++++ Records for this exercise ++++

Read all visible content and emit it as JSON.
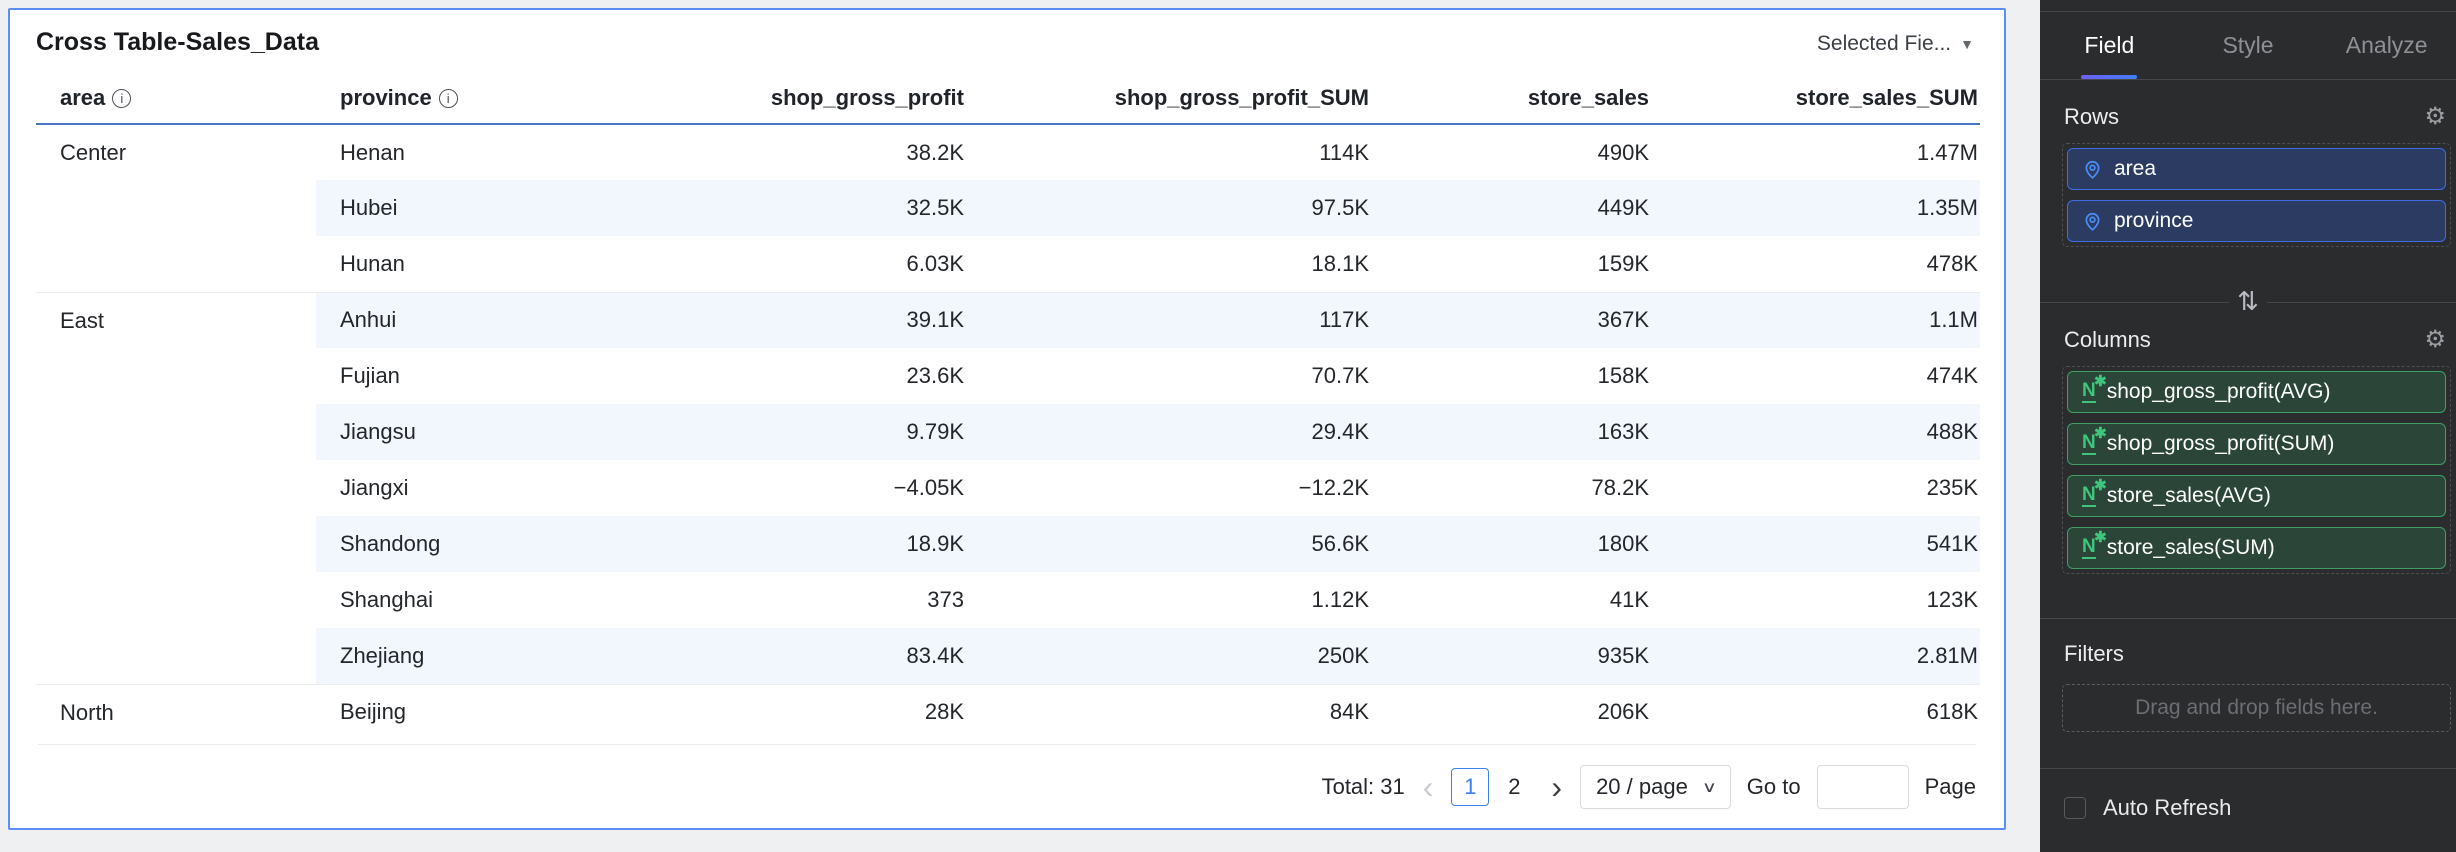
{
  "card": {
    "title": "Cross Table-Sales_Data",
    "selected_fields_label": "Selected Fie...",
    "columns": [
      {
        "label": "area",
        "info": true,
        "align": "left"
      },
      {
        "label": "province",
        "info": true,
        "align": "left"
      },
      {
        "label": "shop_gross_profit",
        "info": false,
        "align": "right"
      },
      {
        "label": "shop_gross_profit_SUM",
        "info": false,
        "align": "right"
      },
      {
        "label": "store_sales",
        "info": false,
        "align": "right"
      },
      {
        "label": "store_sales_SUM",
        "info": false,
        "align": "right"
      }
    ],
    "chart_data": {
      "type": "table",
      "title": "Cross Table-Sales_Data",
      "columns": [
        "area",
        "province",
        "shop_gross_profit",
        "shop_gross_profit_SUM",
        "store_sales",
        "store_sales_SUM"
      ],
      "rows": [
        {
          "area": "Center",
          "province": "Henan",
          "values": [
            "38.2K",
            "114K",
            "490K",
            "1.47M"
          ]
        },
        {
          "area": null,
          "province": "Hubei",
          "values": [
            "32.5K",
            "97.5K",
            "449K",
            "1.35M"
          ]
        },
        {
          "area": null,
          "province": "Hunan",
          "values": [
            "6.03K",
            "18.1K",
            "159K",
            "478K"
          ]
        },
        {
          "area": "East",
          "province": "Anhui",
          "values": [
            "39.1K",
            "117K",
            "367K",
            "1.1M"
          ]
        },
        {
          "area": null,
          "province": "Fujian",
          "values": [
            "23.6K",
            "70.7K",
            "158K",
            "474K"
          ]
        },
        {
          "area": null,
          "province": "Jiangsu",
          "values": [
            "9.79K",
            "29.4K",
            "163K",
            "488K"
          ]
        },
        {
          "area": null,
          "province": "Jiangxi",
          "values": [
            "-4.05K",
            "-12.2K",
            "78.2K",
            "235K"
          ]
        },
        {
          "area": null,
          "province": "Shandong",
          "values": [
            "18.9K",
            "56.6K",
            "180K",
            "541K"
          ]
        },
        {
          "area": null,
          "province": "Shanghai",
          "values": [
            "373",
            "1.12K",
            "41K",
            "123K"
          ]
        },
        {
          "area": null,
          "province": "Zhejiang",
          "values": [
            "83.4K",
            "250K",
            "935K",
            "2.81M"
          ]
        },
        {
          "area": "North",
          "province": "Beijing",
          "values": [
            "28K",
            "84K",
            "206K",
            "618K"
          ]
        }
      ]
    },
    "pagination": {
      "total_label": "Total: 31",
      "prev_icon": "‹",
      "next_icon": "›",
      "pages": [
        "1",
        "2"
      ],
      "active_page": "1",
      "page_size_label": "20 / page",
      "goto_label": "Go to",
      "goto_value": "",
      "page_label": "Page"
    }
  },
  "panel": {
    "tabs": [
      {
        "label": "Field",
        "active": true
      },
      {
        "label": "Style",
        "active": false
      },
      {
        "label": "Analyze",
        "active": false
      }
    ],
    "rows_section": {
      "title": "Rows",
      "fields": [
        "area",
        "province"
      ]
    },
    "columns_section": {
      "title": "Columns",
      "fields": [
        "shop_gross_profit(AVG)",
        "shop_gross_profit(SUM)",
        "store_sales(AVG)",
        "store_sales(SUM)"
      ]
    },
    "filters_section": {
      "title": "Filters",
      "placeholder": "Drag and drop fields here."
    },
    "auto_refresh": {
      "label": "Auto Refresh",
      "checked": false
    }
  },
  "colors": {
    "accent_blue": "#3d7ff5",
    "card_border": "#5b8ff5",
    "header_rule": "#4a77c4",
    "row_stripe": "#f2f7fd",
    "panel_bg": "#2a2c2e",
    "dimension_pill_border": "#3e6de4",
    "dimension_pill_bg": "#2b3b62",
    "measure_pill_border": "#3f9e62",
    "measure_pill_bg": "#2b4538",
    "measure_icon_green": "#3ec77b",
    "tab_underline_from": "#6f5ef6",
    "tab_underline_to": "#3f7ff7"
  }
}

++++
++++ Records for this exercise ++++

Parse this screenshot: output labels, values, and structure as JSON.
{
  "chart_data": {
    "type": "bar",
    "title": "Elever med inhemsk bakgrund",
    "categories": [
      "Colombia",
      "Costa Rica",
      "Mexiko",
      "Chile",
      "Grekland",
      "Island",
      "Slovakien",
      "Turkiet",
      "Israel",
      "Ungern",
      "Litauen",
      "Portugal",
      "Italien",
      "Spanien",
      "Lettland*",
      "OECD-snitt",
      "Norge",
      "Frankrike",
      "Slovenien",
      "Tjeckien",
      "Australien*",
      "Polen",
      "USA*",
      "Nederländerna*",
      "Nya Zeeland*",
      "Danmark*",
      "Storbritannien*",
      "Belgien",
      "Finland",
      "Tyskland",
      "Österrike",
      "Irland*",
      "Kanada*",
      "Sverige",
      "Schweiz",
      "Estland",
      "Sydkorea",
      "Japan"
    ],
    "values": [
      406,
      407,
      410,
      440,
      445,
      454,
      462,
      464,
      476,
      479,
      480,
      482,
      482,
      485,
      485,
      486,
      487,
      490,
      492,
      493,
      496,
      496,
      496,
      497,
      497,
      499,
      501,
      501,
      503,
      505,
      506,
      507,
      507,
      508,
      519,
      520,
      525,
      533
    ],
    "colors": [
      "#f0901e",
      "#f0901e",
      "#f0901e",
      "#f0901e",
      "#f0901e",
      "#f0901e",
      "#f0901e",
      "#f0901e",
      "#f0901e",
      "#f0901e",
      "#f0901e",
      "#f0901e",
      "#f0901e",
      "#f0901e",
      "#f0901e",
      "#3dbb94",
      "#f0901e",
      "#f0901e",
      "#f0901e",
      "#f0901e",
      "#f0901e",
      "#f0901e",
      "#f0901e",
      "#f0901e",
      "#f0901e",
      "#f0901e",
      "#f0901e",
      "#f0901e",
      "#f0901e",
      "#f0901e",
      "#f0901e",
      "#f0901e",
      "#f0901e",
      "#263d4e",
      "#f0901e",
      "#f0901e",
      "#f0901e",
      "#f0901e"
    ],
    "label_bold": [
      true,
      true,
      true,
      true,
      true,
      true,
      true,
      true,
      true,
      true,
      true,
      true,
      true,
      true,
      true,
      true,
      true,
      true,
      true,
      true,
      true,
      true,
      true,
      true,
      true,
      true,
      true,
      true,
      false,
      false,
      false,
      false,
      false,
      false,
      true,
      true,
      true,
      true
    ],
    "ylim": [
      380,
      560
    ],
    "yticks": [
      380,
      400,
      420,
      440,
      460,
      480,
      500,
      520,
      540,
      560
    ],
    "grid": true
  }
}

++++
++++ Records for this exercise ++++

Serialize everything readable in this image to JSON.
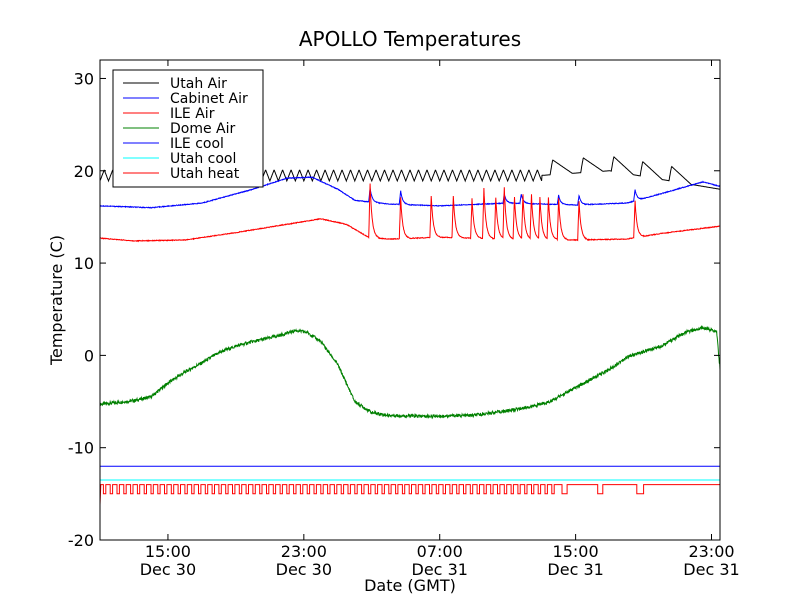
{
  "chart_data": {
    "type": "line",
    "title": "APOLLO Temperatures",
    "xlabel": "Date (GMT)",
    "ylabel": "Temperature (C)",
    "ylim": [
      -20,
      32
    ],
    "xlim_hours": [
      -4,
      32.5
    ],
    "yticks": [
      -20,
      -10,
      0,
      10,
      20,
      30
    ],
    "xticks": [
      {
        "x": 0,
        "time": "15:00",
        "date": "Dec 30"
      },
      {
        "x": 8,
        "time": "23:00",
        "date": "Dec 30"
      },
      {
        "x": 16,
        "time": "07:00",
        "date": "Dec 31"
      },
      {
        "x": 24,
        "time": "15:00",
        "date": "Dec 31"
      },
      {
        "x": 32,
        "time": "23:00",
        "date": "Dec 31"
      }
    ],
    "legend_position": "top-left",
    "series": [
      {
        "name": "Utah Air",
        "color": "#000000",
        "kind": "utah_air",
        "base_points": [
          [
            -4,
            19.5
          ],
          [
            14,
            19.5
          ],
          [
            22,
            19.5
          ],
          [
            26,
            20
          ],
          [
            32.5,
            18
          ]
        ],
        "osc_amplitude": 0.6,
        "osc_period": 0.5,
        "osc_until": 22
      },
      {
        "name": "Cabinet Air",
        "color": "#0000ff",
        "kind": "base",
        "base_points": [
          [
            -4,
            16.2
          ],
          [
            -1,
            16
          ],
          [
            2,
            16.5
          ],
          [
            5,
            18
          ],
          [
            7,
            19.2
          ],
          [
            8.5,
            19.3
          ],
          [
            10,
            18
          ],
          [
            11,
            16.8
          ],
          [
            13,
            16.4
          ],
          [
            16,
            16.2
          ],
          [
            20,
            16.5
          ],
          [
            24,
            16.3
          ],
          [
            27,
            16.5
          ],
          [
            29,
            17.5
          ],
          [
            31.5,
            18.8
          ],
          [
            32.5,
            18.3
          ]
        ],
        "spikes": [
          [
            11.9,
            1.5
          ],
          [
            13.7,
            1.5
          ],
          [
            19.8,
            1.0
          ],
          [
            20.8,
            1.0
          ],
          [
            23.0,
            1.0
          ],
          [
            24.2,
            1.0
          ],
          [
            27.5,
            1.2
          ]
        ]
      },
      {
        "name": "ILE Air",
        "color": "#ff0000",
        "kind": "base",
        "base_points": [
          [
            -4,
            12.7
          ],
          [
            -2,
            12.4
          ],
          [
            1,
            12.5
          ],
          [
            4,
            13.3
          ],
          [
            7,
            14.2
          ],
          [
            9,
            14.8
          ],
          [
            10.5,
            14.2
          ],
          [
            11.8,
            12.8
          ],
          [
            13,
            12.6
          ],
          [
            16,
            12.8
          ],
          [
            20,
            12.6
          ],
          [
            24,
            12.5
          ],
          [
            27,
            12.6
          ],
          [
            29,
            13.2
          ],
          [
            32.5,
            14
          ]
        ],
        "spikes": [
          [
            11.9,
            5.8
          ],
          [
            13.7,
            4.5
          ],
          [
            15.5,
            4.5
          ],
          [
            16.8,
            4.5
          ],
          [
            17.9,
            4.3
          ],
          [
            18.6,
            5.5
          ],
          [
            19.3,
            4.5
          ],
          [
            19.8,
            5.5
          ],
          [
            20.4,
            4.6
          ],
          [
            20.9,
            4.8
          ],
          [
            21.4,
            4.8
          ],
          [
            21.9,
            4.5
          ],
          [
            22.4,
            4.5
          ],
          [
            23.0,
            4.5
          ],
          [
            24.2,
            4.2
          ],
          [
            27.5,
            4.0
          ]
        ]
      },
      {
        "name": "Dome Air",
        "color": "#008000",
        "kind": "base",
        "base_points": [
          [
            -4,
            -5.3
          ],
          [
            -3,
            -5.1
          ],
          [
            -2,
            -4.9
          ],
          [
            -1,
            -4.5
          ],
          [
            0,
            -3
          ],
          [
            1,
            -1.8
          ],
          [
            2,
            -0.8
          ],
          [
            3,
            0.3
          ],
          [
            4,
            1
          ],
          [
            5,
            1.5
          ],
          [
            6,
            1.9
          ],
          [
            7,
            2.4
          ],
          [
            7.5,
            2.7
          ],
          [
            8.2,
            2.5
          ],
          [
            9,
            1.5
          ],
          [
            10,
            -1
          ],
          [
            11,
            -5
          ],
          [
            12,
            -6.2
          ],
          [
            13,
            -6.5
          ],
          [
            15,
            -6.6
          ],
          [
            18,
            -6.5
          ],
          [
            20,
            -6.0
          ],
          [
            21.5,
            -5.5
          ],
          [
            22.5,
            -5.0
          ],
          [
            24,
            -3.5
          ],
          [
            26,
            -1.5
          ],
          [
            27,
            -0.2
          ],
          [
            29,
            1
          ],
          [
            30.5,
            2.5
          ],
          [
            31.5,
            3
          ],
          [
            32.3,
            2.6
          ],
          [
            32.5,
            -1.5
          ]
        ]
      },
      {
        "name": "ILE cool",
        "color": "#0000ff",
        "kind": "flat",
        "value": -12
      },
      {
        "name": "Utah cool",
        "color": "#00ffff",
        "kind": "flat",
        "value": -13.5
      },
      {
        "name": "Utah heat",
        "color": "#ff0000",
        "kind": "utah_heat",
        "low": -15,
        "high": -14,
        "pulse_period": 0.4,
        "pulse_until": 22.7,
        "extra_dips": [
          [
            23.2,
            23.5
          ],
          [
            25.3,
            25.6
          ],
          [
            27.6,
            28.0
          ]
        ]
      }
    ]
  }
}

++++

Write only the number of lines that include "Cross".

2